- **What to do**
Would it be possible to write out each entry below exactly, without the pictures?

━━ Given data ━━

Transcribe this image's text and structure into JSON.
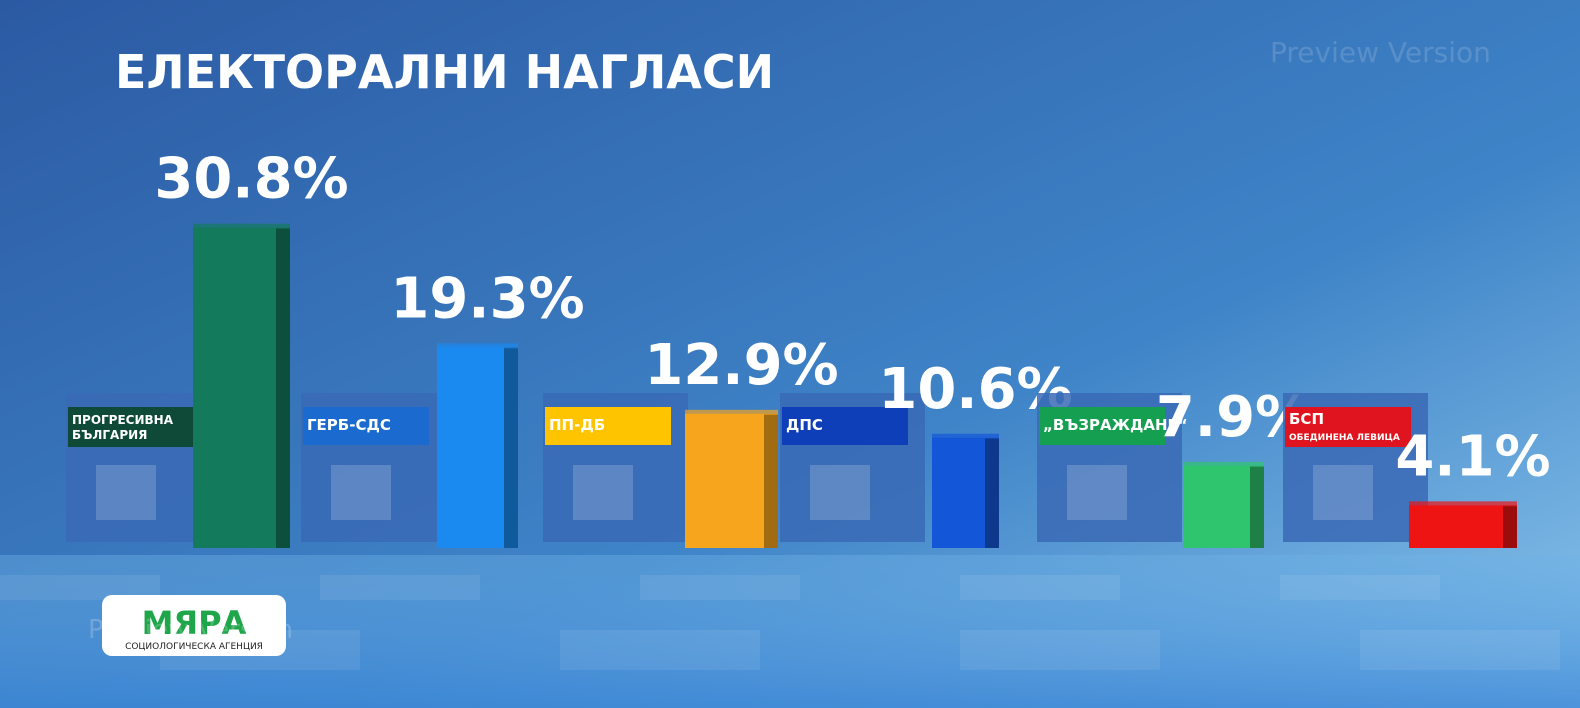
{
  "chart_data": {
    "type": "bar",
    "title": "ЕЛЕКТОРАЛНИ НАГЛАСИ",
    "categories": [
      "ПРОГРЕСИВНА БЪЛГАРИЯ",
      "ГЕРБ-СДС",
      "ПП-ДБ",
      "ДПС",
      "„ВЪЗРАЖДАНЕ“",
      "БСП"
    ],
    "category_sublabels": [
      null,
      null,
      null,
      null,
      null,
      "ОБЕДИНЕНА ЛЕВИЦА"
    ],
    "values": [
      30.8,
      19.3,
      12.9,
      10.6,
      7.9,
      4.1
    ],
    "value_labels": [
      "30.8%",
      "19.3%",
      "12.9%",
      "10.6%",
      "7.9%",
      "4.1%"
    ],
    "colors": [
      "#137a5c",
      "#1a8af0",
      "#f7a51c",
      "#1456d8",
      "#2fc46e",
      "#ee1414"
    ],
    "label_colors": [
      "#0f4a38",
      "#1a6ad0",
      "#ffc400",
      "#0f3fb8",
      "#14a050",
      "#e0141e"
    ],
    "source": "МЯРА",
    "source_subtitle": "СОЦИОЛОГИЧЕСКА АГЕНЦИЯ",
    "watermark": "Preview Version"
  }
}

━━━

- **Answer in full**
Transcribe this image's text and structure into JSON.
{
  "chart_data": {
    "type": "bar",
    "title": "ЕЛЕКТОРАЛНИ НАГЛАСИ",
    "categories": [
      "ПРОГРЕСИВНА БЪЛГАРИЯ",
      "ГЕРБ-СДС",
      "ПП-ДБ",
      "ДПС",
      "„ВЪЗРАЖДАНЕ“",
      "БСП"
    ],
    "category_sublabels": [
      null,
      null,
      null,
      null,
      null,
      "ОБЕДИНЕНА ЛЕВИЦА"
    ],
    "values": [
      30.8,
      19.3,
      12.9,
      10.6,
      7.9,
      4.1
    ],
    "value_labels": [
      "30.8%",
      "19.3%",
      "12.9%",
      "10.6%",
      "7.9%",
      "4.1%"
    ],
    "colors": [
      "#137a5c",
      "#1a8af0",
      "#f7a51c",
      "#1456d8",
      "#2fc46e",
      "#ee1414"
    ],
    "label_colors": [
      "#0f4a38",
      "#1a6ad0",
      "#ffc400",
      "#0f3fb8",
      "#14a050",
      "#e0141e"
    ],
    "source": "МЯРА",
    "source_subtitle": "СОЦИОЛОГИЧЕСКА АГЕНЦИЯ",
    "watermark": "Preview Version"
  }
}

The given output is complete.